▶ _What the task asks_
Restate the records that follow word for word; no pictures should appear.

━━━━

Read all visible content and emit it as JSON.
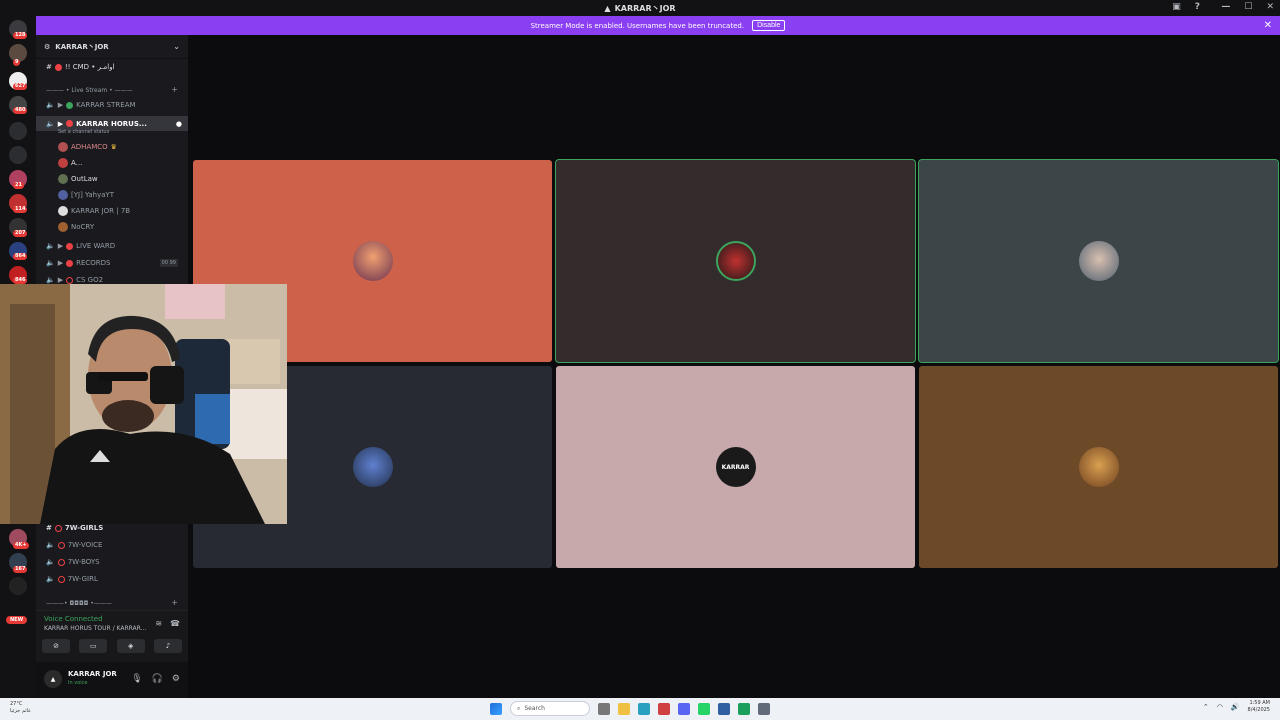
{
  "window": {
    "title": "KARRAR丶JOR"
  },
  "banner": {
    "text": "Streamer Mode is enabled. Usernames have been truncated.",
    "disable_label": "Disable"
  },
  "server_badges": [
    "128",
    "9",
    "627",
    "480",
    "21",
    "114",
    "207",
    "864",
    "846",
    "4K+",
    "167"
  ],
  "new_label": "NEW",
  "guild": {
    "name": "KARRAR丶JOR"
  },
  "channels": {
    "cmd": "!! CMD • اوامـر",
    "category_live": "——— • Live Stream • ———",
    "live_stream": "KARRAR STREAM",
    "horus": "KARRAR HORUS...",
    "horus_status": "Set a channel status",
    "members": [
      "ADHAMCO",
      "A...",
      "OutLaw",
      "[YJ] YahyaYT",
      "KARRAR JOR | 7B",
      "NoCRY"
    ],
    "live_ward": "LIVE WARD",
    "records": "RECORDS",
    "records_count": "00 99",
    "csgo": "CS GO2",
    "girls": "7W-GIRLS",
    "voice": "7W-VOICE",
    "boys": "7W-BOYS",
    "girl": "7W-GIRL",
    "category_bottom": "———• ◘◘◘◘ •———"
  },
  "voice_panel": {
    "status": "Voice Connected",
    "channel": "KARRAR HORUS TOUR / KARRAR..."
  },
  "user": {
    "name": "KARRAR JOR",
    "status": "In voice"
  },
  "tiles": [
    {
      "bg": "#cd614a",
      "label": "",
      "speaking": false
    },
    {
      "bg": "#332b2c",
      "label": "",
      "speaking": true
    },
    {
      "bg": "#3c4548",
      "label": "",
      "speaking": true
    },
    {
      "bg": "#272a33",
      "label": "",
      "speaking": false
    },
    {
      "bg": "#c7a9ab",
      "label": "KARRAR",
      "speaking": false
    },
    {
      "bg": "#6d4a27",
      "label": "",
      "speaking": false
    }
  ],
  "taskbar": {
    "weather_temp": "27°C",
    "weather_desc": "غائم جزئيا",
    "search_placeholder": "Search",
    "time": "1:59 AM",
    "date": "8/4/2025"
  },
  "colors": {
    "accent_purple": "#8a3ff2",
    "voice_green": "#3ba55d",
    "live_red": "#ed4245"
  }
}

━━━━

▶ _Task output_
Read all visible content and emit it as JSON.
{
  "window": {
    "title": "KARRAR丶JOR"
  },
  "banner": {
    "text": "Streamer Mode is enabled. Usernames have been truncated.",
    "disable_label": "Disable"
  },
  "server_badges": [
    "128",
    "9",
    "627",
    "480",
    "21",
    "114",
    "207",
    "864",
    "846",
    "4K+",
    "167"
  ],
  "new_label": "NEW",
  "guild": {
    "name": "KARRAR丶JOR"
  },
  "channels": {
    "cmd": "!! CMD • اوامـر",
    "category_live": "——— • Live Stream • ———",
    "live_stream": "KARRAR STREAM",
    "horus": "KARRAR HORUS...",
    "horus_status": "Set a channel status",
    "members": [
      "ADHAMCO",
      "A...",
      "OutLaw",
      "[YJ] YahyaYT",
      "KARRAR JOR | 7B",
      "NoCRY"
    ],
    "live_ward": "LIVE WARD",
    "records": "RECORDS",
    "records_count": "00 99",
    "csgo": "CS GO2",
    "girls": "7W-GIRLS",
    "voice": "7W-VOICE",
    "boys": "7W-BOYS",
    "girl": "7W-GIRL",
    "category_bottom": "———• ◘◘◘◘ •———"
  },
  "voice_panel": {
    "status": "Voice Connected",
    "channel": "KARRAR HORUS TOUR / KARRAR..."
  },
  "user": {
    "name": "KARRAR JOR",
    "status": "In voice"
  },
  "tiles": [
    {
      "bg": "#cd614a",
      "label": "",
      "speaking": false
    },
    {
      "bg": "#332b2c",
      "label": "",
      "speaking": true
    },
    {
      "bg": "#3c4548",
      "label": "",
      "speaking": true
    },
    {
      "bg": "#272a33",
      "label": "",
      "speaking": false
    },
    {
      "bg": "#c7a9ab",
      "label": "KARRAR",
      "speaking": false
    },
    {
      "bg": "#6d4a27",
      "label": "",
      "speaking": false
    }
  ],
  "taskbar": {
    "weather_temp": "27°C",
    "weather_desc": "غائم جزئيا",
    "search_placeholder": "Search",
    "time": "1:59 AM",
    "date": "8/4/2025"
  },
  "colors": {
    "accent_purple": "#8a3ff2",
    "voice_green": "#3ba55d",
    "live_red": "#ed4245"
  }
}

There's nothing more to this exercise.